§ **Task to carry out**
Every record here needs to be written out again exactly.

## Start Data entries

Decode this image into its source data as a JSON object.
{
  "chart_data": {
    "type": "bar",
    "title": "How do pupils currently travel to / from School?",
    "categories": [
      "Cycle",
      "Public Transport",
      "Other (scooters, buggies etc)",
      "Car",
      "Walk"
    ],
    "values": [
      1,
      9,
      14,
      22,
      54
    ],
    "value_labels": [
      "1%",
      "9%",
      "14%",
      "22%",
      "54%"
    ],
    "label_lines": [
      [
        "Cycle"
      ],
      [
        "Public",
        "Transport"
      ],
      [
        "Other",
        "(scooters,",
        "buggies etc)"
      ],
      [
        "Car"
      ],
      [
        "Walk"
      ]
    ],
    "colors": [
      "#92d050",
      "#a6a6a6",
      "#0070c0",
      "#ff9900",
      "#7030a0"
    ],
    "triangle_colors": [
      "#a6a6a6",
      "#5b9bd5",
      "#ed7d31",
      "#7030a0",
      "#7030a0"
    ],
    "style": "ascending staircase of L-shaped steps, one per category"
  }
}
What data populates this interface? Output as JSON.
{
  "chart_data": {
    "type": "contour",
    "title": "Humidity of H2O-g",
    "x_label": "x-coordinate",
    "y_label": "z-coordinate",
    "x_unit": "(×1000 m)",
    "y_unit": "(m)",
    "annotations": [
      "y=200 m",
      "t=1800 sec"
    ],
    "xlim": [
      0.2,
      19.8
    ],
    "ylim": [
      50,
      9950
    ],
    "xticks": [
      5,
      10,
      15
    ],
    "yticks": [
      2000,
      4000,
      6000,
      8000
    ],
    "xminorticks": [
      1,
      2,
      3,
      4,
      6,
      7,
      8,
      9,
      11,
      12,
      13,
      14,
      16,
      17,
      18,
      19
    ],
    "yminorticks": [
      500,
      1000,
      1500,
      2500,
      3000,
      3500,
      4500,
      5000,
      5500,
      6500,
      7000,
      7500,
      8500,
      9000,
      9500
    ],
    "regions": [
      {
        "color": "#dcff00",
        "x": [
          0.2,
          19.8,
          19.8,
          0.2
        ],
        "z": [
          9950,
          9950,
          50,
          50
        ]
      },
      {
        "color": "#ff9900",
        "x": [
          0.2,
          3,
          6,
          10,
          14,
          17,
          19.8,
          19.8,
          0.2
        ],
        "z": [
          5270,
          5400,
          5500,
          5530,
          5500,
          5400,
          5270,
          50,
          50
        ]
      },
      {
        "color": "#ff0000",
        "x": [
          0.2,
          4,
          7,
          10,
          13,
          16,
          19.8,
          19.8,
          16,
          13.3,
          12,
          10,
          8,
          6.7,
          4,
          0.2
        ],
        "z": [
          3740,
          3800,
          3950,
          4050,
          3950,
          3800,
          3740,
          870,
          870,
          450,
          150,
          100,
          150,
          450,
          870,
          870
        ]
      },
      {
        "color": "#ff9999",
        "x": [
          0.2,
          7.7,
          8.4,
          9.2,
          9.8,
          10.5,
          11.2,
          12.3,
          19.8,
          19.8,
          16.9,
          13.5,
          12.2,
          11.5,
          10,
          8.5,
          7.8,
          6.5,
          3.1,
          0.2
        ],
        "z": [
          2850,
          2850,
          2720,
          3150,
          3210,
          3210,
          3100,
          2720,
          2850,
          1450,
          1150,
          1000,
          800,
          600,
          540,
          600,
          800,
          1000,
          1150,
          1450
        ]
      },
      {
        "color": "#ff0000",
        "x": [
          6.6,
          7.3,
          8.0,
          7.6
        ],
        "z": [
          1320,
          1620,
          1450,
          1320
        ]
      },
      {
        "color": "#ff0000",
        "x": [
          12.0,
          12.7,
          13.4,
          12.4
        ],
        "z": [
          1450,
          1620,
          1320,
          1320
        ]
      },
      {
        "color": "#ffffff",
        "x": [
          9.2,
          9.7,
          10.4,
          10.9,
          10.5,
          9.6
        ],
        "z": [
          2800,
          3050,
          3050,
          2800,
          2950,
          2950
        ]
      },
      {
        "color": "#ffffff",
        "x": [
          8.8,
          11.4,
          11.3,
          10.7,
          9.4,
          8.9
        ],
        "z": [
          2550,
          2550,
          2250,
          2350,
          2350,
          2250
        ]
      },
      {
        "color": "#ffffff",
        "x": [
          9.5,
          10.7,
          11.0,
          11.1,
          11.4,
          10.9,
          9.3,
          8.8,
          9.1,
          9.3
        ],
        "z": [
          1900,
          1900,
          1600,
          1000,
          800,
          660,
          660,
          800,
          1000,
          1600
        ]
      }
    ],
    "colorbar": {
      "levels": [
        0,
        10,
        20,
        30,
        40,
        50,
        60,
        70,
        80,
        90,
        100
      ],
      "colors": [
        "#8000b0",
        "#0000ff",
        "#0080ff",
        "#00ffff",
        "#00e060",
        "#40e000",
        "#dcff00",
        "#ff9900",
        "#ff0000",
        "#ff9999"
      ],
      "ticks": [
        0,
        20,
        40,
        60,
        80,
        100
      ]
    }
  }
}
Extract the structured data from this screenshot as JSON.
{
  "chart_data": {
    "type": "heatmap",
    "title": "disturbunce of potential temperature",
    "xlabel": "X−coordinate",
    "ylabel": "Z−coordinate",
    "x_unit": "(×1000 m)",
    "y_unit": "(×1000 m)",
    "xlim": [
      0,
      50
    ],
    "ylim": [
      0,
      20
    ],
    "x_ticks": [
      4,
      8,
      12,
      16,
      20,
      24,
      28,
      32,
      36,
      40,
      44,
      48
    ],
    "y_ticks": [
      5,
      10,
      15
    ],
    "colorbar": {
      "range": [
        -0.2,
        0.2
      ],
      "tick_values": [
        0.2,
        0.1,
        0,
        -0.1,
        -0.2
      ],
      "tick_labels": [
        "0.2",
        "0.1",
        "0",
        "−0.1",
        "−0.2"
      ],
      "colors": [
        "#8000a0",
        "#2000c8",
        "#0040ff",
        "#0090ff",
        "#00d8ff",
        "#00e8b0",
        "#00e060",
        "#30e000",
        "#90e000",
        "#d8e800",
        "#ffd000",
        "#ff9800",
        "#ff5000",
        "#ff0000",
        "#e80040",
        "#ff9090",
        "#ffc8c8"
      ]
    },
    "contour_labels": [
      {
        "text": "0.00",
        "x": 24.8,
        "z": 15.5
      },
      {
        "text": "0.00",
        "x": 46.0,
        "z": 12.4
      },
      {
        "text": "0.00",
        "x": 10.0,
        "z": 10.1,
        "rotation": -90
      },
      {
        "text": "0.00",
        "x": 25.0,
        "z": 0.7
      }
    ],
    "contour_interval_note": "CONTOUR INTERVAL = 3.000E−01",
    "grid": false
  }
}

## End Data entries

§ **Result below**
Decode this image into its source data as a JSON object.
{
  "chart_data": {
    "type": "bar",
    "title": "How do pupils currently travel to / from School?",
    "categories": [
      "Cycle",
      "Public Transport",
      "Other (scooters, buggies etc)",
      "Car",
      "Walk"
    ],
    "values": [
      1,
      9,
      14,
      22,
      54
    ],
    "value_labels": [
      "1%",
      "9%",
      "14%",
      "22%",
      "54%"
    ],
    "label_lines": [
      [
        "Cycle"
      ],
      [
        "Public",
        "Transport"
      ],
      [
        "Other",
        "(scooters,",
        "buggies etc)"
      ],
      [
        "Car"
      ],
      [
        "Walk"
      ]
    ],
    "colors": [
      "#92d050",
      "#a6a6a6",
      "#0070c0",
      "#ff9900",
      "#7030a0"
    ],
    "triangle_colors": [
      "#a6a6a6",
      "#5b9bd5",
      "#ed7d31",
      "#7030a0",
      "#7030a0"
    ],
    "style": "ascending staircase of L-shaped steps, one per category"
  }
}
What data populates this interface? Output as JSON.
{
  "chart_data": {
    "type": "contour",
    "title": "Humidity of H2O-g",
    "x_label": "x-coordinate",
    "y_label": "z-coordinate",
    "x_unit": "(×1000 m)",
    "y_unit": "(m)",
    "annotations": [
      "y=200 m",
      "t=1800 sec"
    ],
    "xlim": [
      0.2,
      19.8
    ],
    "ylim": [
      50,
      9950
    ],
    "xticks": [
      5,
      10,
      15
    ],
    "yticks": [
      2000,
      4000,
      6000,
      8000
    ],
    "xminorticks": [
      1,
      2,
      3,
      4,
      6,
      7,
      8,
      9,
      11,
      12,
      13,
      14,
      16,
      17,
      18,
      19
    ],
    "yminorticks": [
      500,
      1000,
      1500,
      2500,
      3000,
      3500,
      4500,
      5000,
      5500,
      6500,
      7000,
      7500,
      8500,
      9000,
      9500
    ],
    "regions": [
      {
        "color": "#dcff00",
        "x": [
          0.2,
          19.8,
          19.8,
          0.2
        ],
        "z": [
          9950,
          9950,
          50,
          50
        ]
      },
      {
        "color": "#ff9900",
        "x": [
          0.2,
          3,
          6,
          10,
          14,
          17,
          19.8,
          19.8,
          0.2
        ],
        "z": [
          5270,
          5400,
          5500,
          5530,
          5500,
          5400,
          5270,
          50,
          50
        ]
      },
      {
        "color": "#ff0000",
        "x": [
          0.2,
          4,
          7,
          10,
          13,
          16,
          19.8,
          19.8,
          16,
          13.3,
          12,
          10,
          8,
          6.7,
          4,
          0.2
        ],
        "z": [
          3740,
          3800,
          3950,
          4050,
          3950,
          3800,
          3740,
          870,
          870,
          450,
          150,
          100,
          150,
          450,
          870,
          870
        ]
      },
      {
        "color": "#ff9999",
        "x": [
          0.2,
          7.7,
          8.4,
          9.2,
          9.8,
          10.5,
          11.2,
          12.3,
          19.8,
          19.8,
          16.9,
          13.5,
          12.2,
          11.5,
          10,
          8.5,
          7.8,
          6.5,
          3.1,
          0.2
        ],
        "z": [
          2850,
          2850,
          2720,
          3150,
          3210,
          3210,
          3100,
          2720,
          2850,
          1450,
          1150,
          1000,
          800,
          600,
          540,
          600,
          800,
          1000,
          1150,
          1450
        ]
      },
      {
        "color": "#ff0000",
        "x": [
          6.6,
          7.3,
          8.0,
          7.6
        ],
        "z": [
          1320,
          1620,
          1450,
          1320
        ]
      },
      {
        "color": "#ff0000",
        "x": [
          12.0,
          12.7,
          13.4,
          12.4
        ],
        "z": [
          1450,
          1620,
          1320,
          1320
        ]
      },
      {
        "color": "#ffffff",
        "x": [
          9.2,
          9.7,
          10.4,
          10.9,
          10.5,
          9.6
        ],
        "z": [
          2800,
          3050,
          3050,
          2800,
          2950,
          2950
        ]
      },
      {
        "color": "#ffffff",
        "x": [
          8.8,
          11.4,
          11.3,
          10.7,
          9.4,
          8.9
        ],
        "z": [
          2550,
          2550,
          2250,
          2350,
          2350,
          2250
        ]
      },
      {
        "color": "#ffffff",
        "x": [
          9.5,
          10.7,
          11.0,
          11.1,
          11.4,
          10.9,
          9.3,
          8.8,
          9.1,
          9.3
        ],
        "z": [
          1900,
          1900,
          1600,
          1000,
          800,
          660,
          660,
          800,
          1000,
          1600
        ]
      }
    ],
    "colorbar": {
      "levels": [
        0,
        10,
        20,
        30,
        40,
        50,
        60,
        70,
        80,
        90,
        100
      ],
      "colors": [
        "#8000b0",
        "#0000ff",
        "#0080ff",
        "#00ffff",
        "#00e060",
        "#40e000",
        "#dcff00",
        "#ff9900",
        "#ff0000",
        "#ff9999"
      ],
      "ticks": [
        0,
        20,
        40,
        60,
        80,
        100
      ]
    }
  }
}
Extract the structured data from this screenshot as JSON.
{
  "chart_data": {
    "type": "heatmap",
    "title": "disturbunce of potential temperature",
    "xlabel": "X−coordinate",
    "ylabel": "Z−coordinate",
    "x_unit": "(×1000 m)",
    "y_unit": "(×1000 m)",
    "xlim": [
      0,
      50
    ],
    "ylim": [
      0,
      20
    ],
    "x_ticks": [
      4,
      8,
      12,
      16,
      20,
      24,
      28,
      32,
      36,
      40,
      44,
      48
    ],
    "y_ticks": [
      5,
      10,
      15
    ],
    "colorbar": {
      "range": [
        -0.2,
        0.2
      ],
      "tick_values": [
        0.2,
        0.1,
        0,
        -0.1,
        -0.2
      ],
      "tick_labels": [
        "0.2",
        "0.1",
        "0",
        "−0.1",
        "−0.2"
      ],
      "colors": [
        "#8000a0",
        "#2000c8",
        "#0040ff",
        "#0090ff",
        "#00d8ff",
        "#00e8b0",
        "#00e060",
        "#30e000",
        "#90e000",
        "#d8e800",
        "#ffd000",
        "#ff9800",
        "#ff5000",
        "#ff0000",
        "#e80040",
        "#ff9090",
        "#ffc8c8"
      ]
    },
    "contour_labels": [
      {
        "text": "0.00",
        "x": 24.8,
        "z": 15.5
      },
      {
        "text": "0.00",
        "x": 46.0,
        "z": 12.4
      },
      {
        "text": "0.00",
        "x": 10.0,
        "z": 10.1,
        "rotation": -90
      },
      {
        "text": "0.00",
        "x": 25.0,
        "z": 0.7
      }
    ],
    "contour_interval_note": "CONTOUR INTERVAL = 3.000E−01",
    "grid": false
  }
}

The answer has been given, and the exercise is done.